Given request:
Your task is to copy every line of this material exactly.

Information shown:
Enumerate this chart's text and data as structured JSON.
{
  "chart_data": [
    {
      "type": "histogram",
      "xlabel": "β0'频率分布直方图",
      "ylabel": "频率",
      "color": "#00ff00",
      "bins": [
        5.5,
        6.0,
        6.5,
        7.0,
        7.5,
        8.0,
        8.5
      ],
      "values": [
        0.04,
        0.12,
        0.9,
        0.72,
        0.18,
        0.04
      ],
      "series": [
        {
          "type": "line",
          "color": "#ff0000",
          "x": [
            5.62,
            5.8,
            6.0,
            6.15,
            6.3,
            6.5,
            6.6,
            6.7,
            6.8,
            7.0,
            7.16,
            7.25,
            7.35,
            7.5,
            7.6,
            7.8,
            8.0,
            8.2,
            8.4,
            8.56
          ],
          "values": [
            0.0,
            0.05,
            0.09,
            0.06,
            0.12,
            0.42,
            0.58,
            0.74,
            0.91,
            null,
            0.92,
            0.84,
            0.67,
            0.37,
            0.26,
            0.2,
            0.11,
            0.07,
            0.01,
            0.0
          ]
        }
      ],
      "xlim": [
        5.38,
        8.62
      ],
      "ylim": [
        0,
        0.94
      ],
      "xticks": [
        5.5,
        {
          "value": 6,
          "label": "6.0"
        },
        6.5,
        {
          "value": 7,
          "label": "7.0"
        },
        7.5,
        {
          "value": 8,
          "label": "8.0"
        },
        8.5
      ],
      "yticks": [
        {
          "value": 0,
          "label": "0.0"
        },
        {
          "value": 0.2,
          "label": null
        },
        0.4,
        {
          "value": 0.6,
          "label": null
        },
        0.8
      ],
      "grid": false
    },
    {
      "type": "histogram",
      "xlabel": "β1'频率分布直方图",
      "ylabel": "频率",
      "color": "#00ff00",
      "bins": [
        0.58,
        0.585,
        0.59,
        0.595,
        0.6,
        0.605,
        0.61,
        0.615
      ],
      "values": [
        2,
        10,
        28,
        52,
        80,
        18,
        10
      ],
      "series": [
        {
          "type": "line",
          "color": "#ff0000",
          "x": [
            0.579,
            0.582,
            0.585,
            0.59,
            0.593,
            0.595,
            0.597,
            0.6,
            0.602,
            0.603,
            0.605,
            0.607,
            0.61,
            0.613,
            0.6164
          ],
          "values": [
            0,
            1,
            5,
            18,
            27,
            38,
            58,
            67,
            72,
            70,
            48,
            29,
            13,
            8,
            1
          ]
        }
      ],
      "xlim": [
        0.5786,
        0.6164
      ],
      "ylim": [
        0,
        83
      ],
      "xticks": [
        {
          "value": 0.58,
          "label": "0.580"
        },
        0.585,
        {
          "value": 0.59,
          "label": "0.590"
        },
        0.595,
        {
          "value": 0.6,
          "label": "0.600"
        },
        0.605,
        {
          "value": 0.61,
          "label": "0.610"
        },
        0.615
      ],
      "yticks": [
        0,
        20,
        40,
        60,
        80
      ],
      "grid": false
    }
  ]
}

Finished answer:
Enumerate this chart's text and data as structured JSON.
{
  "chart_data": [
    {
      "type": "histogram",
      "xlabel": "β0'频率分布直方图",
      "ylabel": "频率",
      "color": "#00ff00",
      "bins": [
        5.5,
        6.0,
        6.5,
        7.0,
        7.5,
        8.0,
        8.5
      ],
      "values": [
        0.04,
        0.12,
        0.9,
        0.72,
        0.18,
        0.04
      ],
      "series": [
        {
          "type": "line",
          "color": "#ff0000",
          "x": [
            5.62,
            5.8,
            6.0,
            6.15,
            6.3,
            6.5,
            6.6,
            6.7,
            6.8,
            7.0,
            7.16,
            7.25,
            7.35,
            7.5,
            7.6,
            7.8,
            8.0,
            8.2,
            8.4,
            8.56
          ],
          "values": [
            0.0,
            0.05,
            0.09,
            0.06,
            0.12,
            0.42,
            0.58,
            0.74,
            0.91,
            null,
            0.92,
            0.84,
            0.67,
            0.37,
            0.26,
            0.2,
            0.11,
            0.07,
            0.01,
            0.0
          ]
        }
      ],
      "xlim": [
        5.38,
        8.62
      ],
      "ylim": [
        0,
        0.94
      ],
      "xticks": [
        5.5,
        {
          "value": 6,
          "label": "6.0"
        },
        6.5,
        {
          "value": 7,
          "label": "7.0"
        },
        7.5,
        {
          "value": 8,
          "label": "8.0"
        },
        8.5
      ],
      "yticks": [
        {
          "value": 0,
          "label": "0.0"
        },
        {
          "value": 0.2,
          "label": null
        },
        0.4,
        {
          "value": 0.6,
          "label": null
        },
        0.8
      ],
      "grid": false
    },
    {
      "type": "histogram",
      "xlabel": "β1'频率分布直方图",
      "ylabel": "频率",
      "color": "#00ff00",
      "bins": [
        0.58,
        0.585,
        0.59,
        0.595,
        0.6,
        0.605,
        0.61,
        0.615
      ],
      "values": [
        2,
        10,
        28,
        52,
        80,
        18,
        10
      ],
      "series": [
        {
          "type": "line",
          "color": "#ff0000",
          "x": [
            0.579,
            0.582,
            0.585,
            0.59,
            0.593,
            0.595,
            0.597,
            0.6,
            0.602,
            0.603,
            0.605,
            0.607,
            0.61,
            0.613,
            0.6164
          ],
          "values": [
            0,
            1,
            5,
            18,
            27,
            38,
            58,
            67,
            72,
            70,
            48,
            29,
            13,
            8,
            1
          ]
        }
      ],
      "xlim": [
        0.5786,
        0.6164
      ],
      "ylim": [
        0,
        83
      ],
      "xticks": [
        {
          "value": 0.58,
          "label": "0.580"
        },
        0.585,
        {
          "value": 0.59,
          "label": "0.590"
        },
        0.595,
        {
          "value": 0.6,
          "label": "0.600"
        },
        0.605,
        {
          "value": 0.61,
          "label": "0.610"
        },
        0.615
      ],
      "yticks": [
        0,
        20,
        40,
        60,
        80
      ],
      "grid": false
    }
  ]
}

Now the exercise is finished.